DATA PROVIDED:
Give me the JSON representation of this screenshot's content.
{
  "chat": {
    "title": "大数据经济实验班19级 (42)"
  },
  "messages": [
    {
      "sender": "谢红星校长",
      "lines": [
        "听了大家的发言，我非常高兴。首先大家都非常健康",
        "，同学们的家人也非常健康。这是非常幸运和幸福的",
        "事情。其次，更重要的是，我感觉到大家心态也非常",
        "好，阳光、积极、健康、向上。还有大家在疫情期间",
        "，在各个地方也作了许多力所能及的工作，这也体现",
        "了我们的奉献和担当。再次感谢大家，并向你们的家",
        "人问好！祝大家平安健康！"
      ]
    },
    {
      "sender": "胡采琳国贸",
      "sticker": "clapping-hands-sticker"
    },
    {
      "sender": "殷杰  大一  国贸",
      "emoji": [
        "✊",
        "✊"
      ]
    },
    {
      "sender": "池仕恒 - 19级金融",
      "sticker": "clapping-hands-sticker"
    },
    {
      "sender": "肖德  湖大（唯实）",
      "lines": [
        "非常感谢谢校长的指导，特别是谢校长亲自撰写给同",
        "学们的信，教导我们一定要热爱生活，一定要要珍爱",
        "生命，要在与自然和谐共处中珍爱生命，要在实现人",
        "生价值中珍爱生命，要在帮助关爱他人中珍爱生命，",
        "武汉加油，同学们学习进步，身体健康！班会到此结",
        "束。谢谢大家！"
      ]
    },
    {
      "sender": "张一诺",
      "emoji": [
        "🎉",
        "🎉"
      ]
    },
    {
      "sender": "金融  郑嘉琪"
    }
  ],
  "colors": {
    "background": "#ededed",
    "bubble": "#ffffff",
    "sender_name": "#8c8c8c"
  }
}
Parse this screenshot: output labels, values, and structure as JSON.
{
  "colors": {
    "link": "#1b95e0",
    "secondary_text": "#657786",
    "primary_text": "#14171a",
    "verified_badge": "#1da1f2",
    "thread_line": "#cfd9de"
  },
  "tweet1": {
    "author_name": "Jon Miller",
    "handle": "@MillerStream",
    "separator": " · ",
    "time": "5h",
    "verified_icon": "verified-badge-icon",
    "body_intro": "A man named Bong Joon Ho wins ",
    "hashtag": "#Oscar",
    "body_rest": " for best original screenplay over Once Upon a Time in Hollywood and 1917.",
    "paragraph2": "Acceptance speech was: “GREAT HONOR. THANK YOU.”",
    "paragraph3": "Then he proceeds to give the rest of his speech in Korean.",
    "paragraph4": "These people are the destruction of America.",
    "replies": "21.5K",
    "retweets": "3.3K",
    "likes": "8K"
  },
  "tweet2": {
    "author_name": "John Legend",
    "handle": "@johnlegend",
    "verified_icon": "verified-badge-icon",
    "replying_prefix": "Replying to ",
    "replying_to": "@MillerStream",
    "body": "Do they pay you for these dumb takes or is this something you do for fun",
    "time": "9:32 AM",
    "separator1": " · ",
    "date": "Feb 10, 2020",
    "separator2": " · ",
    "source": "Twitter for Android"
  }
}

EXERCISE AIM:
With the line containing "Parse this screenshot: output" as the first and the last line of the records as the final one, print exactly the lines in that span.

RESPONSE:
Parse this screenshot: output labels, values, and structure as JSON.
{
  "colors": {
    "link": "#1b95e0",
    "secondary_text": "#657786",
    "primary_text": "#14171a",
    "verified_badge": "#1da1f2",
    "thread_line": "#cfd9de"
  },
  "tweet1": {
    "author_name": "Jon Miller",
    "handle": "@MillerStream",
    "separator": " · ",
    "time": "5h",
    "verified_icon": "verified-badge-icon",
    "body_intro": "A man named Bong Joon Ho wins ",
    "hashtag": "#Oscar",
    "body_rest": " for best original screenplay over Once Upon a Time in Hollywood and 1917.",
    "paragraph2": "Acceptance speech was: “GREAT HONOR. THANK YOU.”",
    "paragraph3": "Then he proceeds to give the rest of his speech in Korean.",
    "paragraph4": "These people are the destruction of America.",
    "replies": "21.5K",
    "retweets": "3.3K",
    "likes": "8K"
  },
  "tweet2": {
    "author_name": "John Legend",
    "handle": "@johnlegend",
    "verified_icon": "verified-badge-icon",
    "replying_prefix": "Replying to ",
    "replying_to": "@MillerStream",
    "body": "Do they pay you for these dumb takes or is this something you do for fun",
    "time": "9:32 AM",
    "separator1": " · ",
    "date": "Feb 10, 2020",
    "separator2": " · ",
    "source": "Twitter for Android"
  }
}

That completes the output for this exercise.